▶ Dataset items
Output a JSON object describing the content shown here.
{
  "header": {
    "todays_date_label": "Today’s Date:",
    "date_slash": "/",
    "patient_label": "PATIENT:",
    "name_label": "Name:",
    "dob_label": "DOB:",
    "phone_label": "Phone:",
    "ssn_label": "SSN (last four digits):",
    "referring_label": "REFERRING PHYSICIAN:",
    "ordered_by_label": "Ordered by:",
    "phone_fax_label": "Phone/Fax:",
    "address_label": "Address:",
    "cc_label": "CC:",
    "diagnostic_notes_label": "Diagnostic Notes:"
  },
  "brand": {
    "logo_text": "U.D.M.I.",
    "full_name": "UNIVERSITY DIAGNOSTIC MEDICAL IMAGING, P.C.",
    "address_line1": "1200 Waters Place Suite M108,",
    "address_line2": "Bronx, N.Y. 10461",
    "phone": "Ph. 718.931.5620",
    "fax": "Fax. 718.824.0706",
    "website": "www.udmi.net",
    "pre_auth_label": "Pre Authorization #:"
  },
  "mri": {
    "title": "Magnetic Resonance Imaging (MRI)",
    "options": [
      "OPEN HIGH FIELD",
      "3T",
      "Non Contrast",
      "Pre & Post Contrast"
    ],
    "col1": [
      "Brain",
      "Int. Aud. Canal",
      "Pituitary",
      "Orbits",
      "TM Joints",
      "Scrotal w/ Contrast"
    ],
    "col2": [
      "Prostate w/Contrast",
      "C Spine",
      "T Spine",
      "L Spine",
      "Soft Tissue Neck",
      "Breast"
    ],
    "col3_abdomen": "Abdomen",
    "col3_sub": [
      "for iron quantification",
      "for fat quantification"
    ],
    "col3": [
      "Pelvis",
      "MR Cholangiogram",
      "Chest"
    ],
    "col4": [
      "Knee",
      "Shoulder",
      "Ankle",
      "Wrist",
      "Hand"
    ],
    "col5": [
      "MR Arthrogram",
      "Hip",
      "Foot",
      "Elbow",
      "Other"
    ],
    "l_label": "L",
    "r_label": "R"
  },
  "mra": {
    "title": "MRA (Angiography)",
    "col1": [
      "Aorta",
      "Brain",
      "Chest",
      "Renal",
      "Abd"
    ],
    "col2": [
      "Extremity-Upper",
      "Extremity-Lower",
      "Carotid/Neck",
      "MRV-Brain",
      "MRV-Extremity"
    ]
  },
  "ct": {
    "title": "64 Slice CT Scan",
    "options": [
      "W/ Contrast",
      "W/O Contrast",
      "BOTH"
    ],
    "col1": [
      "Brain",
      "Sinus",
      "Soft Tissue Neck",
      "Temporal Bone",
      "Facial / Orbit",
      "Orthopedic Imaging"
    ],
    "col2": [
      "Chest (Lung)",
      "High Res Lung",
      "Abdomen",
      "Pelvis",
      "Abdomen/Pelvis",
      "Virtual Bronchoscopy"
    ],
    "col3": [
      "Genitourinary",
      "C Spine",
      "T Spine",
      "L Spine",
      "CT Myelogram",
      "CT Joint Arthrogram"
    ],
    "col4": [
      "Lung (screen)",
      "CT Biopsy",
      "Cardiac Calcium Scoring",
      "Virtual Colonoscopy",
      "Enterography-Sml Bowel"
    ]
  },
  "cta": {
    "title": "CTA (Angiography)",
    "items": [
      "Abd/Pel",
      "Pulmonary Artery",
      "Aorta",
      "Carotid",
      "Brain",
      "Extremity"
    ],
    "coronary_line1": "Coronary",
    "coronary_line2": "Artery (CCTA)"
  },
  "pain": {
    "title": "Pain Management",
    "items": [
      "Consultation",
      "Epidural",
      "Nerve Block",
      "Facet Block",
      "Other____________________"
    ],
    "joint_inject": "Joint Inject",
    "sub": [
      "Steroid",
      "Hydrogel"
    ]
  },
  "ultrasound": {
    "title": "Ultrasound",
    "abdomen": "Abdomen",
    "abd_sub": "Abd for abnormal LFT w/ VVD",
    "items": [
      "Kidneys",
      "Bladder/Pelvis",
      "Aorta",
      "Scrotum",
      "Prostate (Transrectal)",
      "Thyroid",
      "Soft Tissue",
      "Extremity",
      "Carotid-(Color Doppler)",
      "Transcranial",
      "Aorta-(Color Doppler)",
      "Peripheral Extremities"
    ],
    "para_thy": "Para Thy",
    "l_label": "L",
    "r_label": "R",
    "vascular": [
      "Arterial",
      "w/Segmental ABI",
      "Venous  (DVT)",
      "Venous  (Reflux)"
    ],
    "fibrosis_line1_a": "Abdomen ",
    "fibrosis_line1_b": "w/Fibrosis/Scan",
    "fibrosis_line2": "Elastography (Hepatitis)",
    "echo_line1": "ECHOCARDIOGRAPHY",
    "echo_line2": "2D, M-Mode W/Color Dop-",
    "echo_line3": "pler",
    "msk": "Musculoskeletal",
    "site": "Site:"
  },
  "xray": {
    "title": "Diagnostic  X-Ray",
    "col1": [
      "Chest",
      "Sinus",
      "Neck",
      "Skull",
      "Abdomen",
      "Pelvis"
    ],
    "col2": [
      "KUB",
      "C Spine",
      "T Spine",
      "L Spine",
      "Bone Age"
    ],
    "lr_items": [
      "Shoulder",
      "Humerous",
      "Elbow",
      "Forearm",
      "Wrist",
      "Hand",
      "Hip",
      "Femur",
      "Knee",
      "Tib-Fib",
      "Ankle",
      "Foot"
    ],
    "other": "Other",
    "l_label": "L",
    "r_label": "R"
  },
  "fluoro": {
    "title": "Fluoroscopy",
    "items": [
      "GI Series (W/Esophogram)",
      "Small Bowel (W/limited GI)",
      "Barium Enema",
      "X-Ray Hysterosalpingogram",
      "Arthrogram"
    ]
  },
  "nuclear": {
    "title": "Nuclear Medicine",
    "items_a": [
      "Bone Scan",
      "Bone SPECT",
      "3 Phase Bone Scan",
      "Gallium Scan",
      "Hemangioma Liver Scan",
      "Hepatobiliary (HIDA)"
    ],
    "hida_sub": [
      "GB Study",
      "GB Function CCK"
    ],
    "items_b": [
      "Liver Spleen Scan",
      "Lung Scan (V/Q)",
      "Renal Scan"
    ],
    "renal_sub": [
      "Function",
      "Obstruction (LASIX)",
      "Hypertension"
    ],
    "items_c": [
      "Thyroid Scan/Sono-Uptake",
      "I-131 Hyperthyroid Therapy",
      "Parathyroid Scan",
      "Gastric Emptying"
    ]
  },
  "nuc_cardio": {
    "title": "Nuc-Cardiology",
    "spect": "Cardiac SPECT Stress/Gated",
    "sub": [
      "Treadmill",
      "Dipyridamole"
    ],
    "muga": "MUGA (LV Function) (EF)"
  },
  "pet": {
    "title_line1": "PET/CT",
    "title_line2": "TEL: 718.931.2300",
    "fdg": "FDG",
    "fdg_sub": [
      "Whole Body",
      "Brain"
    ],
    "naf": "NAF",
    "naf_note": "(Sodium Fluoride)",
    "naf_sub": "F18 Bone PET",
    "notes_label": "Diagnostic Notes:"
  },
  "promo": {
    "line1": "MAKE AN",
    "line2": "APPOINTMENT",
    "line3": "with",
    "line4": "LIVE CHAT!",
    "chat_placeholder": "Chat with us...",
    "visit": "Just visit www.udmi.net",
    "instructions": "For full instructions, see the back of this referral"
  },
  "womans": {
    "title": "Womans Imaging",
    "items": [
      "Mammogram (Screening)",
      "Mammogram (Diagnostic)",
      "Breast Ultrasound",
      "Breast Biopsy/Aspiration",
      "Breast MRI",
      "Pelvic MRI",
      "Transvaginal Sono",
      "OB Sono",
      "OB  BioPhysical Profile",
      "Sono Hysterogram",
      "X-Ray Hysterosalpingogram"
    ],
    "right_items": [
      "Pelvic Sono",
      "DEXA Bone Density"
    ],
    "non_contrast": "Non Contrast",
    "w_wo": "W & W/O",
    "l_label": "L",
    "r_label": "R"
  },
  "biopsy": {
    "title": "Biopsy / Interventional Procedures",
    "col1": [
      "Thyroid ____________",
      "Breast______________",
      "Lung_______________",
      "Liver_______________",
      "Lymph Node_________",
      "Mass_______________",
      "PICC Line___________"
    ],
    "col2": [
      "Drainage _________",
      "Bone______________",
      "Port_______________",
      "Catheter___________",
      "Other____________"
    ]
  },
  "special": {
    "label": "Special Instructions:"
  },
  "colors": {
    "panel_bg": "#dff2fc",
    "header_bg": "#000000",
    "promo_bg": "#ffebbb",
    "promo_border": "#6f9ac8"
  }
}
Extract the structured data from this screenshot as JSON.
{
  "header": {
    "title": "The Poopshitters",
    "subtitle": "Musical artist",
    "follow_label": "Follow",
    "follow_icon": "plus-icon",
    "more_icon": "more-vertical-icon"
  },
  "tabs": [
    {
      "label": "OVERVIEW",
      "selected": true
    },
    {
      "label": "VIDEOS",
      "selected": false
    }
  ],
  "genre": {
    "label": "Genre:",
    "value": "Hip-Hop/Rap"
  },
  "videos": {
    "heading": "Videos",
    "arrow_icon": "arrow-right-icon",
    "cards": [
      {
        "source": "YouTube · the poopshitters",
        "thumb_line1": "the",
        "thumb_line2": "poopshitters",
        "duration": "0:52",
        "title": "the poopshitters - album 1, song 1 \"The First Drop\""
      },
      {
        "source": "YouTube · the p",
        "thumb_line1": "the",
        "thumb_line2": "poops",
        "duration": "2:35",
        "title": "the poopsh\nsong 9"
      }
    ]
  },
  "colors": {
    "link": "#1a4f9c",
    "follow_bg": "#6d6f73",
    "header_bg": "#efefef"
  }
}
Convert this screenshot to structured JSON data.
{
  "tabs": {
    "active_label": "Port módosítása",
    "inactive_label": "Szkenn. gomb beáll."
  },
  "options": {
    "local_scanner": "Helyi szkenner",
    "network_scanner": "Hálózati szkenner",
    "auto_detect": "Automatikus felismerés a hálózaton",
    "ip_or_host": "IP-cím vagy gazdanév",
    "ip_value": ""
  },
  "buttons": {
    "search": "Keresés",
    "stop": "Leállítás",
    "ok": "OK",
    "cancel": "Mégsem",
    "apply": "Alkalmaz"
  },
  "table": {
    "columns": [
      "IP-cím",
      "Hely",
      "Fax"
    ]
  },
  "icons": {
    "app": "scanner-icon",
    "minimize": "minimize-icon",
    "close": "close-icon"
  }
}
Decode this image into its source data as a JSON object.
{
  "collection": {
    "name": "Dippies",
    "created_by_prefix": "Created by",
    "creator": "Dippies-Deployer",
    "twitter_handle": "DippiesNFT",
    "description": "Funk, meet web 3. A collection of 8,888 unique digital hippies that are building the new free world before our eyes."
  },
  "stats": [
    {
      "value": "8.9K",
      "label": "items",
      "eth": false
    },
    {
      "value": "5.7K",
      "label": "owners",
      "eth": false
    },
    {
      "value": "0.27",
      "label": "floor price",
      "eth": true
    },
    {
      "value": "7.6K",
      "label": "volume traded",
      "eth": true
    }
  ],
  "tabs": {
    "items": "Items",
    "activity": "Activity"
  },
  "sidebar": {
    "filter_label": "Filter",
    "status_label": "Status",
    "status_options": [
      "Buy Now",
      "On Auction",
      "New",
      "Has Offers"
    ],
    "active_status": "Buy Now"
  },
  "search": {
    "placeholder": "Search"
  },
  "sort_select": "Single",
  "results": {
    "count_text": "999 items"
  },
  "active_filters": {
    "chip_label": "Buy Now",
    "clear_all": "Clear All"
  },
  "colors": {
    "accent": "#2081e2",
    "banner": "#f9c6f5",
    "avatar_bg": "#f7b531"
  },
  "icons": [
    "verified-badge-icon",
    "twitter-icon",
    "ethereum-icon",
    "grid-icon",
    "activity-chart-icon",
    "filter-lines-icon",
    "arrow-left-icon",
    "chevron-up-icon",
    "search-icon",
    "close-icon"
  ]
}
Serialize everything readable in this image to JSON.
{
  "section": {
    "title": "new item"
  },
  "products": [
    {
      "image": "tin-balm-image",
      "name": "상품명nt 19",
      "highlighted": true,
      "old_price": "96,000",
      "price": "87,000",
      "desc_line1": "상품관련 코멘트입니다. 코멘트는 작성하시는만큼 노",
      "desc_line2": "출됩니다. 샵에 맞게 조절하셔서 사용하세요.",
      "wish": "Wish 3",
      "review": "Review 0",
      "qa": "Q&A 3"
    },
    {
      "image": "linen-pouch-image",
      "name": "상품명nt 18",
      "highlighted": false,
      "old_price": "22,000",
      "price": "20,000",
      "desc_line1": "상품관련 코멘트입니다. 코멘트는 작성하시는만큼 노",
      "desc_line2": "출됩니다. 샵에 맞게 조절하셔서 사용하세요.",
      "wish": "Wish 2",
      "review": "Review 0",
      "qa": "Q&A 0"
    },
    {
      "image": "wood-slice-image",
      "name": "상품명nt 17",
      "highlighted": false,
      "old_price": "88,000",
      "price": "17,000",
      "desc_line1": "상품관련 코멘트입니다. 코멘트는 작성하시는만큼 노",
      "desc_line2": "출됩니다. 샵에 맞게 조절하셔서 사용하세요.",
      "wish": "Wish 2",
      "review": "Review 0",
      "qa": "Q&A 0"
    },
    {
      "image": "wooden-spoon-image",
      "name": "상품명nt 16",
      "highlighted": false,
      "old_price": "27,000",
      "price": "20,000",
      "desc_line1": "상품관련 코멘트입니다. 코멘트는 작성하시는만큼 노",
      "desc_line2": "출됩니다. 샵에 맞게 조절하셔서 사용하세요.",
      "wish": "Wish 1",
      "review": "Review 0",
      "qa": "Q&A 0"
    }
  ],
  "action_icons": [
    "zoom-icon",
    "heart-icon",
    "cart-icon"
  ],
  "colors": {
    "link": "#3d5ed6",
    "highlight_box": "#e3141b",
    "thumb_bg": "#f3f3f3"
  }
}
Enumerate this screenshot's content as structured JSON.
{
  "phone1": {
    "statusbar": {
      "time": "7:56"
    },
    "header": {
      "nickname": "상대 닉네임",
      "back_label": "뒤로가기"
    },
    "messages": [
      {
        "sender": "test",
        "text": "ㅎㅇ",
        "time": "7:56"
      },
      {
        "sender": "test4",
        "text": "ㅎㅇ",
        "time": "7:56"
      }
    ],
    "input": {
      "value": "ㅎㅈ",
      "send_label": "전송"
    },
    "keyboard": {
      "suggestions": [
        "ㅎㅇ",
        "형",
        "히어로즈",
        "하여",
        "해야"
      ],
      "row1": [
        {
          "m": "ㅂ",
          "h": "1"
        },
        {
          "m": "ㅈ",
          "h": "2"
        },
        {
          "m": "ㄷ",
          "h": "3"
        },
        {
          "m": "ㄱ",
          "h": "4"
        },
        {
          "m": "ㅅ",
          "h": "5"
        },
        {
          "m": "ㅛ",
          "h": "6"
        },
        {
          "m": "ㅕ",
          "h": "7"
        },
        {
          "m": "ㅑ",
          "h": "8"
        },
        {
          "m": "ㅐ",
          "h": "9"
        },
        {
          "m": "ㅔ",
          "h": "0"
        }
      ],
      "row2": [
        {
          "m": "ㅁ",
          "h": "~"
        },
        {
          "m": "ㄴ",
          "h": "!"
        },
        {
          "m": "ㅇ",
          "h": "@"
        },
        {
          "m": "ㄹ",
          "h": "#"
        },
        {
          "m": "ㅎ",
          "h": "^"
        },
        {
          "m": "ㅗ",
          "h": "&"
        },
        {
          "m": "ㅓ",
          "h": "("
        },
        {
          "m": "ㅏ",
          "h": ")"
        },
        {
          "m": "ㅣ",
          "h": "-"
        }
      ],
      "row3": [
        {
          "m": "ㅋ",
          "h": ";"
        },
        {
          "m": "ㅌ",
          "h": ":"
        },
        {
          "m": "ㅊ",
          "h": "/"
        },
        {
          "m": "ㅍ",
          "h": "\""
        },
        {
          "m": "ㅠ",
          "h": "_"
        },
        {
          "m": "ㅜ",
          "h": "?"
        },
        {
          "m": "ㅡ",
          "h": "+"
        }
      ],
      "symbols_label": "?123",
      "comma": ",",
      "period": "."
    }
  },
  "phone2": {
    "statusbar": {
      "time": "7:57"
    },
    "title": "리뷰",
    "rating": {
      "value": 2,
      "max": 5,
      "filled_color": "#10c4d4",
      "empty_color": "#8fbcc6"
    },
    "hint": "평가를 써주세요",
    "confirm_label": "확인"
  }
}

▶ Given exercise
Lines from the records above that hold "Cardiac" are the ones to list.

▶ Solution to the exercise
      "Cardiac Calcium Scoring",
    "spect": "Cardiac SPECT Stress/Gated",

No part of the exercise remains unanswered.